(Dataset excerpt)
#####

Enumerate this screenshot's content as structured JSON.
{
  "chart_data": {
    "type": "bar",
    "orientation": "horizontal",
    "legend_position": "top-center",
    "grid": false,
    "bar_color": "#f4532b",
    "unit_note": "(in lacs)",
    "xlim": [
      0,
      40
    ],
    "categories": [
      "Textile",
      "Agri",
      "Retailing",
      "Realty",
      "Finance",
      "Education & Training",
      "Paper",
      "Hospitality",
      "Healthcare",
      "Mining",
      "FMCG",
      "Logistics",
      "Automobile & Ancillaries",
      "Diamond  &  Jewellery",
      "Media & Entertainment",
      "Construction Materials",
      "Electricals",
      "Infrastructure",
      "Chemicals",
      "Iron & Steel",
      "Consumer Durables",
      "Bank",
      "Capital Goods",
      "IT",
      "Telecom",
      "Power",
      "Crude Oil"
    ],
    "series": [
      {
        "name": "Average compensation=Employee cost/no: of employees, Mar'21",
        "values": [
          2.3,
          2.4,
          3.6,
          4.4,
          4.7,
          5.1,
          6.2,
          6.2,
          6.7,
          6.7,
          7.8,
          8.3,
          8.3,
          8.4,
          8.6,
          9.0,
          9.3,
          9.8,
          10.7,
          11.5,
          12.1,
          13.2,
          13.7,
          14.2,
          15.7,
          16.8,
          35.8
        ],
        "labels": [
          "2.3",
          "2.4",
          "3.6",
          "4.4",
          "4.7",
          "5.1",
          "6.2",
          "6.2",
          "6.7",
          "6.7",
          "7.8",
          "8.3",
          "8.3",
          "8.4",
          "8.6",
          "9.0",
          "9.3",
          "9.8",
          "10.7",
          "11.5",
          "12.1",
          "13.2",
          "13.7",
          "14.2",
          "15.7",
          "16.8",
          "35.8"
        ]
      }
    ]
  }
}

#####

**Exercise instructions**
Faithfully reproduce all of the records, character for character.

**Full output**
Enumerate this screenshot's content as structured JSON.
{
  "chart_data": {
    "type": "bar",
    "orientation": "horizontal",
    "legend_position": "top-center",
    "grid": false,
    "bar_color": "#f4532b",
    "unit_note": "(in lacs)",
    "xlim": [
      0,
      40
    ],
    "categories": [
      "Textile",
      "Agri",
      "Retailing",
      "Realty",
      "Finance",
      "Education & Training",
      "Paper",
      "Hospitality",
      "Healthcare",
      "Mining",
      "FMCG",
      "Logistics",
      "Automobile & Ancillaries",
      "Diamond  &  Jewellery",
      "Media & Entertainment",
      "Construction Materials",
      "Electricals",
      "Infrastructure",
      "Chemicals",
      "Iron & Steel",
      "Consumer Durables",
      "Bank",
      "Capital Goods",
      "IT",
      "Telecom",
      "Power",
      "Crude Oil"
    ],
    "series": [
      {
        "name": "Average compensation=Employee cost/no: of employees, Mar'21",
        "values": [
          2.3,
          2.4,
          3.6,
          4.4,
          4.7,
          5.1,
          6.2,
          6.2,
          6.7,
          6.7,
          7.8,
          8.3,
          8.3,
          8.4,
          8.6,
          9.0,
          9.3,
          9.8,
          10.7,
          11.5,
          12.1,
          13.2,
          13.7,
          14.2,
          15.7,
          16.8,
          35.8
        ],
        "labels": [
          "2.3",
          "2.4",
          "3.6",
          "4.4",
          "4.7",
          "5.1",
          "6.2",
          "6.2",
          "6.7",
          "6.7",
          "7.8",
          "8.3",
          "8.3",
          "8.4",
          "8.6",
          "9.0",
          "9.3",
          "9.8",
          "10.7",
          "11.5",
          "12.1",
          "13.2",
          "13.7",
          "14.2",
          "15.7",
          "16.8",
          "35.8"
        ]
      }
    ]
  }
}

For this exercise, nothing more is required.